Extracted data entries.
....................

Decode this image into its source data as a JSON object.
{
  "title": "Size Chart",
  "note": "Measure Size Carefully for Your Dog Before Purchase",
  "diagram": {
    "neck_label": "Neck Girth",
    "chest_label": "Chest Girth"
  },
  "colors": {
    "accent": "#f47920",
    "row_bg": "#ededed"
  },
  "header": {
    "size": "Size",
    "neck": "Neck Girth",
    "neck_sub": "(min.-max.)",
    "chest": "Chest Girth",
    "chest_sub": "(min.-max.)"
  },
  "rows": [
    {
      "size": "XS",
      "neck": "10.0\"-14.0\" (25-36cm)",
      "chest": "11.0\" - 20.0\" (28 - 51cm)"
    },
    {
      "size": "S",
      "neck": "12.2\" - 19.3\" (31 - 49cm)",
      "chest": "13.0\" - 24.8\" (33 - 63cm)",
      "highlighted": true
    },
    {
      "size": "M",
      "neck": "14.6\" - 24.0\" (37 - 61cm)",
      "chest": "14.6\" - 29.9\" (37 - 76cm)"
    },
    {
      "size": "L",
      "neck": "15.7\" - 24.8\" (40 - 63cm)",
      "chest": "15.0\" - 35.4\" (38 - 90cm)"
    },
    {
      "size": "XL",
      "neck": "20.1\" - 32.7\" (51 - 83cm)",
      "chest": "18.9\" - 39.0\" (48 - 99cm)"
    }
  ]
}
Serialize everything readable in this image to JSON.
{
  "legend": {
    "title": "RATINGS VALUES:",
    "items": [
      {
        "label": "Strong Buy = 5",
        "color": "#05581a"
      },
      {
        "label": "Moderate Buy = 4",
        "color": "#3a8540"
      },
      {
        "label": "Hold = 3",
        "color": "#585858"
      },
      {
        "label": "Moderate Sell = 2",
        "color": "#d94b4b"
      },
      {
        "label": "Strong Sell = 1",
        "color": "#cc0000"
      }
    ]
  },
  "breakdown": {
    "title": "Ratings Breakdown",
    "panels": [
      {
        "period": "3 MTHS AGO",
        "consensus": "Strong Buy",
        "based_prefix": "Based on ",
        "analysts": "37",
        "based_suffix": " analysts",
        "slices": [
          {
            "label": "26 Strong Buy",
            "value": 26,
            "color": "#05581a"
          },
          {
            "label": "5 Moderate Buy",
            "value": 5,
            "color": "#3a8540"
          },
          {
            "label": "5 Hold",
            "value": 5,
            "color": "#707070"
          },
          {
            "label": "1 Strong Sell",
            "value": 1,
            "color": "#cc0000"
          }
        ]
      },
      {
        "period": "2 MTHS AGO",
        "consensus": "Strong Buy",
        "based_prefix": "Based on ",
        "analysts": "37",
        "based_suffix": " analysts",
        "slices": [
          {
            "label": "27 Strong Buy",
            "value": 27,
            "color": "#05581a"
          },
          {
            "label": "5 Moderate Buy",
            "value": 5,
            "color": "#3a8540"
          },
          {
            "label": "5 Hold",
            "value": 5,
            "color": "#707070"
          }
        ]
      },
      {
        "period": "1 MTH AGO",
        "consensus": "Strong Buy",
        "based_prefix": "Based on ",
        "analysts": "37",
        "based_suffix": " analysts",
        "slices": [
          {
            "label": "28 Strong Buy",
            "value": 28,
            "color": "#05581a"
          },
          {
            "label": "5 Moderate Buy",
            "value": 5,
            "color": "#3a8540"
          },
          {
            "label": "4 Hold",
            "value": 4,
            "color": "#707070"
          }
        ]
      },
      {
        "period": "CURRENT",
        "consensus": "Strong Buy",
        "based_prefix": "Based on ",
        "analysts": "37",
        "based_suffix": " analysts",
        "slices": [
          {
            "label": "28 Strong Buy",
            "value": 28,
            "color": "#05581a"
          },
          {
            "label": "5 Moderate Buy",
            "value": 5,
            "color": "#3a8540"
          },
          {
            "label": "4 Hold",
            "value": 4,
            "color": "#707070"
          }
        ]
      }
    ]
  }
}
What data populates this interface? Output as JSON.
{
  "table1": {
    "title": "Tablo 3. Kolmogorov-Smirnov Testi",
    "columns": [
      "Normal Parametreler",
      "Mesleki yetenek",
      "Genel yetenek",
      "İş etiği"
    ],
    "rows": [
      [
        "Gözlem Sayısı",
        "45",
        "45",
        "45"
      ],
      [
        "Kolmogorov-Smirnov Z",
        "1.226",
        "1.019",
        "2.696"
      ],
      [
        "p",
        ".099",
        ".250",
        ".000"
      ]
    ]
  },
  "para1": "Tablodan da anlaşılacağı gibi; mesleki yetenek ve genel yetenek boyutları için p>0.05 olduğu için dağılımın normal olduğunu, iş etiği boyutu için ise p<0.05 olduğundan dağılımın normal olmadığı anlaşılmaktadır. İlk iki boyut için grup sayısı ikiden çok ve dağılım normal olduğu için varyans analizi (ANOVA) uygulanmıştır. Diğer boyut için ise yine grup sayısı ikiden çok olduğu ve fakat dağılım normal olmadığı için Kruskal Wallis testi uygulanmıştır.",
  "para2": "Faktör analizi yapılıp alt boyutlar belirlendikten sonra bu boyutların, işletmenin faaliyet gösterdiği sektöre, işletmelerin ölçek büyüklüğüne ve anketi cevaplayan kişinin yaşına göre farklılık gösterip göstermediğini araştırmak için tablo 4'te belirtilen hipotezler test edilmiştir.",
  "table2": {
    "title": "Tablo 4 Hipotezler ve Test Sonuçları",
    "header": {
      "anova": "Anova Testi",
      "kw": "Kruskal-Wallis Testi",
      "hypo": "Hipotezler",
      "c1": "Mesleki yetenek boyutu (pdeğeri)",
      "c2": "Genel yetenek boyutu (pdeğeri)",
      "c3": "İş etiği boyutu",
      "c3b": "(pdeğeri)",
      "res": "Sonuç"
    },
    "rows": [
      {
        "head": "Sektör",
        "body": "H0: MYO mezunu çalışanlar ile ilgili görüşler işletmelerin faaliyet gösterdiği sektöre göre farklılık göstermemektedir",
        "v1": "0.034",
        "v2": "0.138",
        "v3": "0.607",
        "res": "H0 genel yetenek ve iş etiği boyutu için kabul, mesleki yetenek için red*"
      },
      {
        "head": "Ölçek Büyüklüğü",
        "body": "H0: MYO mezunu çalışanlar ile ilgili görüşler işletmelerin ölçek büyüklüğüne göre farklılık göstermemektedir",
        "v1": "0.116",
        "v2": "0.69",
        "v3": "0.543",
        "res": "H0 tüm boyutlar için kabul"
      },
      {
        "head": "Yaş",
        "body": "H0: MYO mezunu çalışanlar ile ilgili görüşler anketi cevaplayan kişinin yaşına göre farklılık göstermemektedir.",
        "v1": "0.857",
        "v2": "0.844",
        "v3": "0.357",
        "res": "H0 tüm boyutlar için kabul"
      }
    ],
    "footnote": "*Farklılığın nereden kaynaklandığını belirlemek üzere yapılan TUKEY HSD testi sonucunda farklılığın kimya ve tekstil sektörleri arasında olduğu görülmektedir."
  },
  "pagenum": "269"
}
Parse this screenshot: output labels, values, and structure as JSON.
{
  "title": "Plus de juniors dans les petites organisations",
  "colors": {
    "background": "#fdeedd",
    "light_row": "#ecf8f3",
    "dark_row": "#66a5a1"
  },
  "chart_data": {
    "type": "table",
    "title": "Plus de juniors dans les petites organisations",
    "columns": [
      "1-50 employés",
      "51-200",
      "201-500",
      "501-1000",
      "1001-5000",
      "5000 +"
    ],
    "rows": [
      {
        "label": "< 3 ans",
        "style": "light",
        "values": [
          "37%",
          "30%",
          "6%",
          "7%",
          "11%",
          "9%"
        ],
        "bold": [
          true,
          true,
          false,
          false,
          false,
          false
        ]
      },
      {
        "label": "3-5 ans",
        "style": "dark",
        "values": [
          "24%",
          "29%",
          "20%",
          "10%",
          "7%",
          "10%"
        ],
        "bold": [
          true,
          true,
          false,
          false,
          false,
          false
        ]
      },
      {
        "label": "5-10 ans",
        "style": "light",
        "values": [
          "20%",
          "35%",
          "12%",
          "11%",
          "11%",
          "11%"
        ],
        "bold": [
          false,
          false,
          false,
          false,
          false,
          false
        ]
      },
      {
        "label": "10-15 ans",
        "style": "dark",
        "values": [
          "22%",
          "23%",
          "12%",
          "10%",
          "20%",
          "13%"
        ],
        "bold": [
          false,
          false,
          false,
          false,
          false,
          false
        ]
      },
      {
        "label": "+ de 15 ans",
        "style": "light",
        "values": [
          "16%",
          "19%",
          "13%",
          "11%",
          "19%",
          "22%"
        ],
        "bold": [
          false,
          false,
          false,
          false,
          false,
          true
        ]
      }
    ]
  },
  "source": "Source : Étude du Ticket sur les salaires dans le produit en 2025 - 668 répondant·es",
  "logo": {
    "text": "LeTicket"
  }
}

....................

Given request. Report all lines of the data that include the word "petites".

Answer to the problem.
  "title": "Plus de juniors dans les petites organisations",
    "title": "Plus de juniors dans les petites organisations",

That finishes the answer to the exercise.